Find each line with the string "자동이체" and copy it.

— Start of Input data —

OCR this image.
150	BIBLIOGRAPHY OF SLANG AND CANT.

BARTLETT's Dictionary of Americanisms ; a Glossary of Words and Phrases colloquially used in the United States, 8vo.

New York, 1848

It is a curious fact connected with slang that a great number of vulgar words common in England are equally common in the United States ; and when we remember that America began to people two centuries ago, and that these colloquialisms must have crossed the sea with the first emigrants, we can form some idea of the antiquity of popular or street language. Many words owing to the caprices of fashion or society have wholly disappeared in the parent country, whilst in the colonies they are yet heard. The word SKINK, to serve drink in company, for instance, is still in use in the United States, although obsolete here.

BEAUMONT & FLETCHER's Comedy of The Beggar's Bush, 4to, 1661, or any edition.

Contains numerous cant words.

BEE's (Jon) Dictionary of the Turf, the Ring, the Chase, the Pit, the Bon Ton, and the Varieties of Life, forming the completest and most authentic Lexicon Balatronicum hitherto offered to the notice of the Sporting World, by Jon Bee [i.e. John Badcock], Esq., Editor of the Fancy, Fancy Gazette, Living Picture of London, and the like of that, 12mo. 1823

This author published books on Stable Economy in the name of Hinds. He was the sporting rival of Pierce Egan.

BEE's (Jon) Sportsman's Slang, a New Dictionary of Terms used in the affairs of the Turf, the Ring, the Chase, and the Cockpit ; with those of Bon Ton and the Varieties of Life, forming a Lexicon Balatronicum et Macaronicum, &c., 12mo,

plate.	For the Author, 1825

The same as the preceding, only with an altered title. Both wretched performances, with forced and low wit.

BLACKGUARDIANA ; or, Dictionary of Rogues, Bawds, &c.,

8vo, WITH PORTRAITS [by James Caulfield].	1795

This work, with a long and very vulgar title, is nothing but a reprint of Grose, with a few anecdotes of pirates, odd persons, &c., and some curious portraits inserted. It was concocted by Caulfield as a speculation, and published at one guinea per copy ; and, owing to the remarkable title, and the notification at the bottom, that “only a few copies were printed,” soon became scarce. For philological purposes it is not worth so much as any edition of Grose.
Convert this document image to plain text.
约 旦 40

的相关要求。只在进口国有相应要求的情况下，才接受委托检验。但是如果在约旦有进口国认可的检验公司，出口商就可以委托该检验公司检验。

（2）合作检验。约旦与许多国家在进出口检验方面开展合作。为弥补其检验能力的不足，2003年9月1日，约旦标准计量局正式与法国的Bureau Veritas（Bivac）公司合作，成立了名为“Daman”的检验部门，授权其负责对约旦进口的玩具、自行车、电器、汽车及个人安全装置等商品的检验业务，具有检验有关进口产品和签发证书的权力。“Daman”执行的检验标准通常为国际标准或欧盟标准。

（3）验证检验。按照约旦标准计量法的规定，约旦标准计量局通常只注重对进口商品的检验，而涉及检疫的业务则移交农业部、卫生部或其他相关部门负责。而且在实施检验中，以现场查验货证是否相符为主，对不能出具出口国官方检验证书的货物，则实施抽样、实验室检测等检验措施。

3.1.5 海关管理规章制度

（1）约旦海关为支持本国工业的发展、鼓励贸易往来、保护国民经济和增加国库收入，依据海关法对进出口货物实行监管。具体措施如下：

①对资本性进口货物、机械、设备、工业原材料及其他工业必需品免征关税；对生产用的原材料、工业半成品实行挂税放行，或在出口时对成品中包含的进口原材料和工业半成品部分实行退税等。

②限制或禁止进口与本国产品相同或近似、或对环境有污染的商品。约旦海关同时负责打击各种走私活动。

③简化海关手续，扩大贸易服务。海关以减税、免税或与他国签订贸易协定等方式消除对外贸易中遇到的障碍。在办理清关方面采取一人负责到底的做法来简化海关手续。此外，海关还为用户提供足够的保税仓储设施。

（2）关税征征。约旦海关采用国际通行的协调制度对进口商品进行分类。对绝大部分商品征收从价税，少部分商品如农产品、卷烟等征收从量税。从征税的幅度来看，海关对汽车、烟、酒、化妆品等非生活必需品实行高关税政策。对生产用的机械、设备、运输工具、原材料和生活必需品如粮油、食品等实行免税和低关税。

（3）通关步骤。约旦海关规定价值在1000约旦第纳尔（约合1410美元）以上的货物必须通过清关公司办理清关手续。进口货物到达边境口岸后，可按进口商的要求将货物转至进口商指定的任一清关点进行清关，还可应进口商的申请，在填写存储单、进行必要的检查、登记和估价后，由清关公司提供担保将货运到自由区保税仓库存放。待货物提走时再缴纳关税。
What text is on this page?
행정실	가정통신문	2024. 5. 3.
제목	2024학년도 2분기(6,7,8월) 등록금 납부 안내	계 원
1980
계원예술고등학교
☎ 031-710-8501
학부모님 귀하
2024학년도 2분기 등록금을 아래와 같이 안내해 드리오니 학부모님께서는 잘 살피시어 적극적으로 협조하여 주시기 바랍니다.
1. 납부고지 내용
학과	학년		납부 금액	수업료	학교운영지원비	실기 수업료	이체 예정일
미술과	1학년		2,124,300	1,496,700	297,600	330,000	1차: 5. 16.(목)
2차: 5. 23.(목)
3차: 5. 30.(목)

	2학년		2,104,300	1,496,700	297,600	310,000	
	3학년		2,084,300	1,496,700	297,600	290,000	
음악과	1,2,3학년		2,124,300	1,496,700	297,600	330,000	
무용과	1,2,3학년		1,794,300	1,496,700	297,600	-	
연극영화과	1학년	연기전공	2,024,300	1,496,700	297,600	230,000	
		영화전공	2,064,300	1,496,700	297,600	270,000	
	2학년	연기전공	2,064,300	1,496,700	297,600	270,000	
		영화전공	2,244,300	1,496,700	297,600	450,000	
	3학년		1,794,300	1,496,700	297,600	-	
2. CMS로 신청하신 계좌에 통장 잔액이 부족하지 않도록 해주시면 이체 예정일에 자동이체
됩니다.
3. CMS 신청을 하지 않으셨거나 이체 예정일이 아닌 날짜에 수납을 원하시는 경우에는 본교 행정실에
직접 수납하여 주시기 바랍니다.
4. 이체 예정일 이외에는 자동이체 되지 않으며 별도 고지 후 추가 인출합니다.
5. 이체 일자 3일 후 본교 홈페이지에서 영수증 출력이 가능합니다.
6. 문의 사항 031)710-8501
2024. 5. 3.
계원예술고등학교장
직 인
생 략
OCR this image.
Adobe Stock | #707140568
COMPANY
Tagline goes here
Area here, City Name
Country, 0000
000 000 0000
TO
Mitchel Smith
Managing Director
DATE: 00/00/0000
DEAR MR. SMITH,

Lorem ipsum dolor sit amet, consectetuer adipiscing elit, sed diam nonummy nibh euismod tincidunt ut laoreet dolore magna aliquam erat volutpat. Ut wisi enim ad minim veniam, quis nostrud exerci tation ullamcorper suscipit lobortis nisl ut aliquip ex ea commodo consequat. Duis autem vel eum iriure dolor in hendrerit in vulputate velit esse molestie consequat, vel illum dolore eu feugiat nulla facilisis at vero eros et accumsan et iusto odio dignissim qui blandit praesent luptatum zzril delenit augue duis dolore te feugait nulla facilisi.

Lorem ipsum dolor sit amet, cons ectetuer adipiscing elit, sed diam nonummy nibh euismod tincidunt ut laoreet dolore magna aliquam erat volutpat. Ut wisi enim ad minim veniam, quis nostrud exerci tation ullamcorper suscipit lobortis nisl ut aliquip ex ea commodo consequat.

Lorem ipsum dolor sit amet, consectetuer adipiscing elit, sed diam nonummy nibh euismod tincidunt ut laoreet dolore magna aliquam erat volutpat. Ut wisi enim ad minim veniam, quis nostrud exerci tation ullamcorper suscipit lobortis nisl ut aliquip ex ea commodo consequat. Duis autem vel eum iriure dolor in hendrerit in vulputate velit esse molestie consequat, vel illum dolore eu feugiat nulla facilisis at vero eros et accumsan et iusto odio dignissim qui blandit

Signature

— End of Input data —

Reply -
2. CMS로 신청하신 계좌에 통장 잔액이 부족하지 않도록 해주시면 이체 예정일에 자동이체
4. 이체 예정일 이외에는 자동이체 되지 않으며 별도 고지 후 추가 인출합니다.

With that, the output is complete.